## Exercise instructions
- a) Revise the stretch of the forum thread on computer trouble from "That sounds like" through "some local help.", putting "local technician" in place of "local computer person".
- b) Carry on the forum thread about computer trouble, writing on from its last line.

## Selection
-.-.-

That sounds like @Bearfootfarm might be right, the main problem might be latency on your internet connection, not the computer itself. What kind of internet do you have? If it's satellite or cellular, that's probably where the problem is.

What you really need is a local computer person who understands your budget, can look at what you have and where you want to get to, and get you there the cheapest way that will work well. The problems with trying to do that on a forum like this is, we can't see your computer or what it's doing, so we can't really be sure if we're giving the best advice. Also, frankly, not all the advice here is always that great, which is a really big problem for you because you don't know which is good and which isn't. You'll save yourself a lot of headaches, and maybe a lot of money, if you have some local help.


----------



## dyrne (Feb 22, 2015)

motdaugrnds said:


> Thank you all for helping. The computer I'm presently using is: (Last year I tried to update its graphics card and discovered it was too old.)
> 
> Dyrne I went to that URL to look at that PC. Lots of options/choices that were confusing to me.
> 
> ...

-.-.-

## Given records
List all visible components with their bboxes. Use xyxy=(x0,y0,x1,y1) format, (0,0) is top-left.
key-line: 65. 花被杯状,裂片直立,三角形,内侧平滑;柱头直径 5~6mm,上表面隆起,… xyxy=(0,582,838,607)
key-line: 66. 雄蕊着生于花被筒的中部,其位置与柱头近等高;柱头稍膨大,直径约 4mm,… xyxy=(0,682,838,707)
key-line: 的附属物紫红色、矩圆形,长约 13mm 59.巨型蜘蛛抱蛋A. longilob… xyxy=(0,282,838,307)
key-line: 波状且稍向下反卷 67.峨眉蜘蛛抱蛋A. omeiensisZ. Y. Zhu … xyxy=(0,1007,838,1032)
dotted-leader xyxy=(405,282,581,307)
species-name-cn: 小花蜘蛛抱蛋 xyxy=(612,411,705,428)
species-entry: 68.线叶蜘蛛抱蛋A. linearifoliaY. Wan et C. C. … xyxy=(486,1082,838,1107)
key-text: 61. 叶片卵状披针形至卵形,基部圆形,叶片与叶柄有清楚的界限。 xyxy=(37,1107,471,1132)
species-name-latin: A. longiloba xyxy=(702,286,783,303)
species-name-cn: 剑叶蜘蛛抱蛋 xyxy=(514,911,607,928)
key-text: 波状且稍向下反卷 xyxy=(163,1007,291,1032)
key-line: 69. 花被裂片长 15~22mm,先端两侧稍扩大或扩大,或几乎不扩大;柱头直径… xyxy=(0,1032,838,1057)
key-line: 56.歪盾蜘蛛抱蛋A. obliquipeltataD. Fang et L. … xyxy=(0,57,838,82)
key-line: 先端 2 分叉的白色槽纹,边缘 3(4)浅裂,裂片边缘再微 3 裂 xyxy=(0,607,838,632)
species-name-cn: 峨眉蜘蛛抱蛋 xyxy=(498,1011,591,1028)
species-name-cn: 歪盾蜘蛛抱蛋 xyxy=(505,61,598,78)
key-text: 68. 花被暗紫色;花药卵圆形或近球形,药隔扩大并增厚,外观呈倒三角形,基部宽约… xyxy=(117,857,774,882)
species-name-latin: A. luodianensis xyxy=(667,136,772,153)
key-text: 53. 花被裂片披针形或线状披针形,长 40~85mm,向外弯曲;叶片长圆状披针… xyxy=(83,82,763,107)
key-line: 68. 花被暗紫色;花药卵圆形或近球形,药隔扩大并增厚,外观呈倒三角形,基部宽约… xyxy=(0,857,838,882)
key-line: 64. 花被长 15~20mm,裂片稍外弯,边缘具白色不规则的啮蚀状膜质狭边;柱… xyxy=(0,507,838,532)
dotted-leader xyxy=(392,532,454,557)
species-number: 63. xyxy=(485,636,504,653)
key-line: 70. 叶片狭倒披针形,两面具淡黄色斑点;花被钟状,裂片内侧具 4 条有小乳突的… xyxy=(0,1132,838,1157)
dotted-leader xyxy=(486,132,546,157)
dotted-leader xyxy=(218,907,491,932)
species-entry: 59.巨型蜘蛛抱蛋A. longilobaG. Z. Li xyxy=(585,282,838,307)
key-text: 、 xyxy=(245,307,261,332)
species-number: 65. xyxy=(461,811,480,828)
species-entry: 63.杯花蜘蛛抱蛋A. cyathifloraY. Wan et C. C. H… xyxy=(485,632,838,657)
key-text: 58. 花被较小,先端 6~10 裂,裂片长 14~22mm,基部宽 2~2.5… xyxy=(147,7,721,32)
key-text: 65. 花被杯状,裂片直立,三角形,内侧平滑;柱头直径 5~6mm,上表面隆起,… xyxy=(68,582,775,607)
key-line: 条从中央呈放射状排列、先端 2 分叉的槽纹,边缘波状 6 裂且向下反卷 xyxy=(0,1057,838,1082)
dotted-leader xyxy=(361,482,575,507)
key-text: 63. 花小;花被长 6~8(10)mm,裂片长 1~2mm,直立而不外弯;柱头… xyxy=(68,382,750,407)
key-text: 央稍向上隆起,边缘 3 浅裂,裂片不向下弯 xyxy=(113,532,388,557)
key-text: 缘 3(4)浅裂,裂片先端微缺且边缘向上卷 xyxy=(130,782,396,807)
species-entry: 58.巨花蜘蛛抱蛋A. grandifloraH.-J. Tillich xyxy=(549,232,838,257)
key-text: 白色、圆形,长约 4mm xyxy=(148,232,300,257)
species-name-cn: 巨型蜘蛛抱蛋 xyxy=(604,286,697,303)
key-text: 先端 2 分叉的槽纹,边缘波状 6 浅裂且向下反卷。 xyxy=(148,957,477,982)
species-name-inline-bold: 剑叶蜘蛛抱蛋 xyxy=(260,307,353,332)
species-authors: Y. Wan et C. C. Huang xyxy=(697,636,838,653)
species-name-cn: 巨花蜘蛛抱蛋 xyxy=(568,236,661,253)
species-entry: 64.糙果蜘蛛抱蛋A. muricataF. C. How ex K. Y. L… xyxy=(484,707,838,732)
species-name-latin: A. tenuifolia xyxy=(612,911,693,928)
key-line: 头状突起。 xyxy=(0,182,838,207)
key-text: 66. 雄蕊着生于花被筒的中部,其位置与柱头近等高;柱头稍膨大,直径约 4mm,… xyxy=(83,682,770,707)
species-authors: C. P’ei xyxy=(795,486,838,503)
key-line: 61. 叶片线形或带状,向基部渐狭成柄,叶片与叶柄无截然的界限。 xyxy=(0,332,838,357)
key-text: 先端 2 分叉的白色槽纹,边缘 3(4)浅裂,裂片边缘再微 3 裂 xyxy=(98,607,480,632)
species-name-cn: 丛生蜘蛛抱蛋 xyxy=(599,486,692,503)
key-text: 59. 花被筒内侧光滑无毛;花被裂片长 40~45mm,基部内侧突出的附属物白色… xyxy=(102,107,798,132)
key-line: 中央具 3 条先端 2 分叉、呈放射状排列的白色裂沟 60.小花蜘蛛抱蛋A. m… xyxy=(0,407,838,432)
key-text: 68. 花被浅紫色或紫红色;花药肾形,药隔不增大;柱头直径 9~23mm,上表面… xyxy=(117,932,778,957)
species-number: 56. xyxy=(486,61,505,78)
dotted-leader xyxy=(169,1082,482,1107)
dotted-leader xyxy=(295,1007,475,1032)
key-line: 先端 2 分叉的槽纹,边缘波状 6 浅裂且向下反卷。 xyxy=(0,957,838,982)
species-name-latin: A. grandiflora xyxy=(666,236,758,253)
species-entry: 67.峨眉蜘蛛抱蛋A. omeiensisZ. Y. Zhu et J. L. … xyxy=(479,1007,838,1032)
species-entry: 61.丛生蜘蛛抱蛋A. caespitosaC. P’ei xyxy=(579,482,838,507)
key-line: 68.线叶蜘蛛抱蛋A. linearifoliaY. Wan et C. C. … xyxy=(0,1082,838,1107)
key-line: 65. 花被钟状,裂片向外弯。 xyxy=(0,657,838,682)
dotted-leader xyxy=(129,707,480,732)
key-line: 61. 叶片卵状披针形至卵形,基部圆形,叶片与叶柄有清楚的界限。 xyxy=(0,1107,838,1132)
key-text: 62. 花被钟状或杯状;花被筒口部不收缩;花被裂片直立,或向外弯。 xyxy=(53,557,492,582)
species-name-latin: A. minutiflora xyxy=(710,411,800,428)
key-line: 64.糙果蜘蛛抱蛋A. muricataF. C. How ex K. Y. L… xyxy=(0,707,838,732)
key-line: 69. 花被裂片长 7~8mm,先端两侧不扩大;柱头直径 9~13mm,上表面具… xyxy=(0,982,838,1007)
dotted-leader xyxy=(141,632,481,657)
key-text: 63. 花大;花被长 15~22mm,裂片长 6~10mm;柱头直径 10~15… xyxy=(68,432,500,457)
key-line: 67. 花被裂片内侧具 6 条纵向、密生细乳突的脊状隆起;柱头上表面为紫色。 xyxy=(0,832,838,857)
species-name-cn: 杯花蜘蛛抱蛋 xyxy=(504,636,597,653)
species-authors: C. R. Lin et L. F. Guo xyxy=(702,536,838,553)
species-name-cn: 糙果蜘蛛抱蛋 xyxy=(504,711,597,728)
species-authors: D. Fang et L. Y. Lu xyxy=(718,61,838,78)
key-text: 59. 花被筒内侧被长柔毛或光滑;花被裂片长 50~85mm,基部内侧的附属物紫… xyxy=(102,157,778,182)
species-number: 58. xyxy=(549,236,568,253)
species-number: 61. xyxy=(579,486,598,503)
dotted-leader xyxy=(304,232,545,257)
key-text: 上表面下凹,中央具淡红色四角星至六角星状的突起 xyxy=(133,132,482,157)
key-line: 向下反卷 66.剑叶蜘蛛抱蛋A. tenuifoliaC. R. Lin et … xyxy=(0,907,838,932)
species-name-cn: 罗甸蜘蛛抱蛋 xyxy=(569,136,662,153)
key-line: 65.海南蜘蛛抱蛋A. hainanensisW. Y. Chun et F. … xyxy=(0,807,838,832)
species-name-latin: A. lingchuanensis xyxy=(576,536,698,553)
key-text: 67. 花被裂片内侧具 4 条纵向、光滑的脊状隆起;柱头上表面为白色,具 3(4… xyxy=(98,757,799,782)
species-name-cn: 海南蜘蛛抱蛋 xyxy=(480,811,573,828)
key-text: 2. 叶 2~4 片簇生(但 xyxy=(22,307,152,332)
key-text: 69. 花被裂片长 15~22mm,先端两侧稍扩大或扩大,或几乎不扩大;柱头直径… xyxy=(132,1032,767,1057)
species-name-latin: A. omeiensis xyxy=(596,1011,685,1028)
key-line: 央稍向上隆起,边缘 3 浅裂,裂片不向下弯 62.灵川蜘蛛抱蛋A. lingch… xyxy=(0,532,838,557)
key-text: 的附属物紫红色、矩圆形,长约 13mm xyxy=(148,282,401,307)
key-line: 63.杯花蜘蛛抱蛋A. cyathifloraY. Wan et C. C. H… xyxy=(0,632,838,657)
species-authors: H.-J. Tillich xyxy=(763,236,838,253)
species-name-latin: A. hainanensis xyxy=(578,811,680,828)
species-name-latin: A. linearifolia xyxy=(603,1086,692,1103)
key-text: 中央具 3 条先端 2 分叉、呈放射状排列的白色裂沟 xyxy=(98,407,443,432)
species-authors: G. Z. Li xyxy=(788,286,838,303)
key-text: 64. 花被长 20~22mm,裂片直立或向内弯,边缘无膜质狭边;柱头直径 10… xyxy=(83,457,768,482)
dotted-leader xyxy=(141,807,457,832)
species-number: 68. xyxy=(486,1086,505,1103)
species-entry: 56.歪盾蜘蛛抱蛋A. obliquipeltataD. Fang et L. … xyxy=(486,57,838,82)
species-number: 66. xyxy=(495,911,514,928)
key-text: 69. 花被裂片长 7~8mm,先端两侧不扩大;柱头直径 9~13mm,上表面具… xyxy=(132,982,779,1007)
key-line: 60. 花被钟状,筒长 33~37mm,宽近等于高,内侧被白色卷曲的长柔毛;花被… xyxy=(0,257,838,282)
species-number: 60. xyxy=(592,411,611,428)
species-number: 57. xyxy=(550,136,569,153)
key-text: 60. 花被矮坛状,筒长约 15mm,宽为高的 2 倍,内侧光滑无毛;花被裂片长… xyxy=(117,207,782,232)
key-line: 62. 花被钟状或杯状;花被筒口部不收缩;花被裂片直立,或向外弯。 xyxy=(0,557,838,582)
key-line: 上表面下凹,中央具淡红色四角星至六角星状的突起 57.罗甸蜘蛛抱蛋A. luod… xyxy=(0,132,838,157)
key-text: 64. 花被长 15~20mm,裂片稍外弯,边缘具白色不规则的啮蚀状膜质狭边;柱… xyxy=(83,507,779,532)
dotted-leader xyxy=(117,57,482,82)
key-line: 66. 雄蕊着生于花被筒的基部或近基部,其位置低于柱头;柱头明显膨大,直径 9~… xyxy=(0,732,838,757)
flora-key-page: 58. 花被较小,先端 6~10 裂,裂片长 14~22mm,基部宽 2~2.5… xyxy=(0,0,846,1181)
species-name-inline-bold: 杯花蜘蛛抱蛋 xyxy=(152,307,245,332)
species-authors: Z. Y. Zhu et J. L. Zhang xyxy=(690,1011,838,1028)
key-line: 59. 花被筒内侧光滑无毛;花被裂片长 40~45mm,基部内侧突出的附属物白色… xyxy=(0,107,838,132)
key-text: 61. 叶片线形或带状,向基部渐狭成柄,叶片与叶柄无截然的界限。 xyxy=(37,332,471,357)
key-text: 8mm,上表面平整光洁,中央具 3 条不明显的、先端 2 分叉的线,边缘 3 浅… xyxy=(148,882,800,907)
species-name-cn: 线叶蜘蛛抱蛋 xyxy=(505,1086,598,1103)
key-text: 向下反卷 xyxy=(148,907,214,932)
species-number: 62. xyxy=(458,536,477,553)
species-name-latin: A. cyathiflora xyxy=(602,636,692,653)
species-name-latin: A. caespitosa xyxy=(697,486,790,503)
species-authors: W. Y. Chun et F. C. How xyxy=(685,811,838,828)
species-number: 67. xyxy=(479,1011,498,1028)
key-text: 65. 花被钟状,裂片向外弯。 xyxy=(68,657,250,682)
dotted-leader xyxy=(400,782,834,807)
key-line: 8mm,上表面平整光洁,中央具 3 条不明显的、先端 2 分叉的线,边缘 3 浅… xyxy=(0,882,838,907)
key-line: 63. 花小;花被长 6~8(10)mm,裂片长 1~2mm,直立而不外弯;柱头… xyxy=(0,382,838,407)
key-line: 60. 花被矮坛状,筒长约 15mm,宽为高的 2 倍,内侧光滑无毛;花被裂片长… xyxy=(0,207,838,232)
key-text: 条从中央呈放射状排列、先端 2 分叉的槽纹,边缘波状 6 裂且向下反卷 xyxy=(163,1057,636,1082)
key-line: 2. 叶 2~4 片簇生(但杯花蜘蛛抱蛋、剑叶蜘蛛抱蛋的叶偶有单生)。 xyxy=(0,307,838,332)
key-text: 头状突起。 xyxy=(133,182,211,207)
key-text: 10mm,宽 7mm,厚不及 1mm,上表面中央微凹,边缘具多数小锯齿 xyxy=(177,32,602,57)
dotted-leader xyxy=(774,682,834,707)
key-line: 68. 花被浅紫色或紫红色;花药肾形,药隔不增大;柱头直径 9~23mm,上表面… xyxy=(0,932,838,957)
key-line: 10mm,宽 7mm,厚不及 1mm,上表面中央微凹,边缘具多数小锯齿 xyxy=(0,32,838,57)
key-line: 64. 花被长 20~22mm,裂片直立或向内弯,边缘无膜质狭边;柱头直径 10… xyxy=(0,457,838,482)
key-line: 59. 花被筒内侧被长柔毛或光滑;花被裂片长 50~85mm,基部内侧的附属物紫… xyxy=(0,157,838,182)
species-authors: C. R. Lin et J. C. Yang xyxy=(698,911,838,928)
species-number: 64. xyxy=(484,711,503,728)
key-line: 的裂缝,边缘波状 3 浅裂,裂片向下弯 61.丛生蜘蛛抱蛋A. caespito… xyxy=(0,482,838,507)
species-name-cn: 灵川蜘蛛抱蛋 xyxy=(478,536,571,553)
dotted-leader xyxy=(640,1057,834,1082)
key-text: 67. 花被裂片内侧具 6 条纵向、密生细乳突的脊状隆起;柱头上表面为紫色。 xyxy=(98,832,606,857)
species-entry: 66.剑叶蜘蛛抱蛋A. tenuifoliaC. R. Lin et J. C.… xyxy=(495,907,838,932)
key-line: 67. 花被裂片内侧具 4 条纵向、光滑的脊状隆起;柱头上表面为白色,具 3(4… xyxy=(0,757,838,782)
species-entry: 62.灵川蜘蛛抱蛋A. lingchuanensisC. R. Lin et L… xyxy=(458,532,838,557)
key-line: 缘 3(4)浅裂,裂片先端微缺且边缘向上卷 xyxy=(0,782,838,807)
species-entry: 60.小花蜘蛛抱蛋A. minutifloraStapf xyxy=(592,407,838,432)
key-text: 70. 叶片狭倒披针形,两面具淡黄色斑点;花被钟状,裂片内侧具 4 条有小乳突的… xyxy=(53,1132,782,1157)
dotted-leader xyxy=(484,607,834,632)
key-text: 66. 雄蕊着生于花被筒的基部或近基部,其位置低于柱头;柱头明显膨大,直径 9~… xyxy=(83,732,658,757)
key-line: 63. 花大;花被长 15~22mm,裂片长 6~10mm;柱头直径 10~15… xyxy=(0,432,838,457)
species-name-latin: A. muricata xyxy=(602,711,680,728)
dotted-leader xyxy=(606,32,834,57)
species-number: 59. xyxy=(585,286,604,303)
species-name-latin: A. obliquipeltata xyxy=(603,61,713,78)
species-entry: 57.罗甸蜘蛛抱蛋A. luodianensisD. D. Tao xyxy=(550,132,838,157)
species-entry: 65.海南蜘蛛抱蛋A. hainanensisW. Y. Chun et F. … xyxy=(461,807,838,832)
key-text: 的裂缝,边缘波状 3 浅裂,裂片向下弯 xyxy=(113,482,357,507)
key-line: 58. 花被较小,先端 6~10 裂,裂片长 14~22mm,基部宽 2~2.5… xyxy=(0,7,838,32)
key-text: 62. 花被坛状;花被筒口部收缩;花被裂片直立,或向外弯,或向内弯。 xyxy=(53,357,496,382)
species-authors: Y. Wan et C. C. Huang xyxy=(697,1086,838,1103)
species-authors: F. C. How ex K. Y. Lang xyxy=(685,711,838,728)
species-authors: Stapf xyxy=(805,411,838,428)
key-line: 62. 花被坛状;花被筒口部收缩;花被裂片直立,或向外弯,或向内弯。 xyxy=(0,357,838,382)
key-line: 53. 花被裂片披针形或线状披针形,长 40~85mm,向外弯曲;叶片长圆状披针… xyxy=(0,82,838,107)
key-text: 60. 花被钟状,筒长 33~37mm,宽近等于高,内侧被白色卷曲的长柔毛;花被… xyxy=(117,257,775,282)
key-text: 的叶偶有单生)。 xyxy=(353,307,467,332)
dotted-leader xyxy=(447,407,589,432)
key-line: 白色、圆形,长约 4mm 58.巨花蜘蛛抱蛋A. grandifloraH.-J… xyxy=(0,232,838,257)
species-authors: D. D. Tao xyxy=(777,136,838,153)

-.-.-

## The replies
- a)
That sounds like @Bearfootfarm might be right, the main problem might be latency on your internet connection, not the computer itself. What kind of internet do you have? If it's satellite or cellular, that's probably where the problem is.

What you really need is a local technician who understands your budget, can look at what you have and where you want to get to, and get you there the cheapest way that will work well. The problems with trying to do that on a forum like this is, we can't see your computer or what it's doing, so we can't really be sure if we're giving the best advice. Also, frankly, not all the advice here is always that great, which is a really big problem for you because you don't know which is good and which isn't. You'll save yourself a lot of headaches, and maybe a lot of money, if you have some local help.

- b)
So it looks like that desktop came with a quadro graphics card at best. Those are used for office apps and the nicer ones for autocad and stuff. Not gaming and you might not even have a dedicated one of those. You could upgrade it but.. as mentioned above the processor and other items are pretty dated. The nice thing is, you don't need a super gaming rig to replace it. An entry level gaming PC will blow that out of the water. You could target $500 or so for a gaming rig. You could then allocate some more to a better monitor which might give you more enjoyment per $. However, if you are in a pull the trigger right now kind of mood and want to spend more... this is a pretty good deal that just came online:
https://slickdeals.net/f/13553632-a...ing-1058-39?src=SiteSearchV2_SearchBarV2Algo1

Also, make sure that you're plugged into the router and still having trouble. Could be wireless performance I guess as also mentioned above. 

Edit: if you do have a "buy it now" price in mind and want to post it I'm sure some folks here could spec one out for you and send you the link details.


----------



## kotori (Nov 15, 2014)

I used this website to help pick parts for my build. https://www.xtremegaminerd.com/gaming-builds/

the most important part if you think you might want to upgrade is to get a motherboard that is compatible; most higher end builds use Ryzen. Graphic cards are, as far as i know, universal slot-wise, so an immediate improvement can be seen by just switching it out/plugging one in. Putting a computer might sound intimidating but this was my first time messing about with one, and it only took me maybe two hours and most of that was because I was an idiot and didn't watch a video before hand and actually bent some pins on my processor and had to straighten them out.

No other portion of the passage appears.